| Short exercise |
Copy each line below that includes "visit".

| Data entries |
┄┄┄┄┄┄┄┄┄┄┄┄┄┄┄┄┄┄┄┄

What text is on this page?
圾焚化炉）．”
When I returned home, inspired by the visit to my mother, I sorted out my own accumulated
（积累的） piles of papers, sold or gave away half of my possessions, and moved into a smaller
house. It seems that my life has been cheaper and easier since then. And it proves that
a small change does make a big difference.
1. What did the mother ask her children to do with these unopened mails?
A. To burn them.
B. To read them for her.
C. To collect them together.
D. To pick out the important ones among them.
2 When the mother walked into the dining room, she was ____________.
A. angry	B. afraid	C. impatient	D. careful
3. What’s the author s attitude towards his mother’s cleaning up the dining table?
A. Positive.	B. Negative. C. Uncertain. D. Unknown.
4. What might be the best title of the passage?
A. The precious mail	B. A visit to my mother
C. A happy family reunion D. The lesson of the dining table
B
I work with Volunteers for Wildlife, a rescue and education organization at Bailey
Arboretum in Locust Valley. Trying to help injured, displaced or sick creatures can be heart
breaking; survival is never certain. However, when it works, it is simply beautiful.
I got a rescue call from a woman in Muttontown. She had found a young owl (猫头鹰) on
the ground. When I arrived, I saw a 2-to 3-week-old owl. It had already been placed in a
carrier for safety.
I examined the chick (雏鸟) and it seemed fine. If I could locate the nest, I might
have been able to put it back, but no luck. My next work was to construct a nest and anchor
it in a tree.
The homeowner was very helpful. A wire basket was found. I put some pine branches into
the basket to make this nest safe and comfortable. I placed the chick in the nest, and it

┄┄┄┄┄┄┄┄┄┄┄┄┄┄┄┄┄┄┄┄

| Completed task |
When I returned home, inspired by the visit to my mother, I sorted out my own accumulated
A. The precious mail	B. A visit to my mother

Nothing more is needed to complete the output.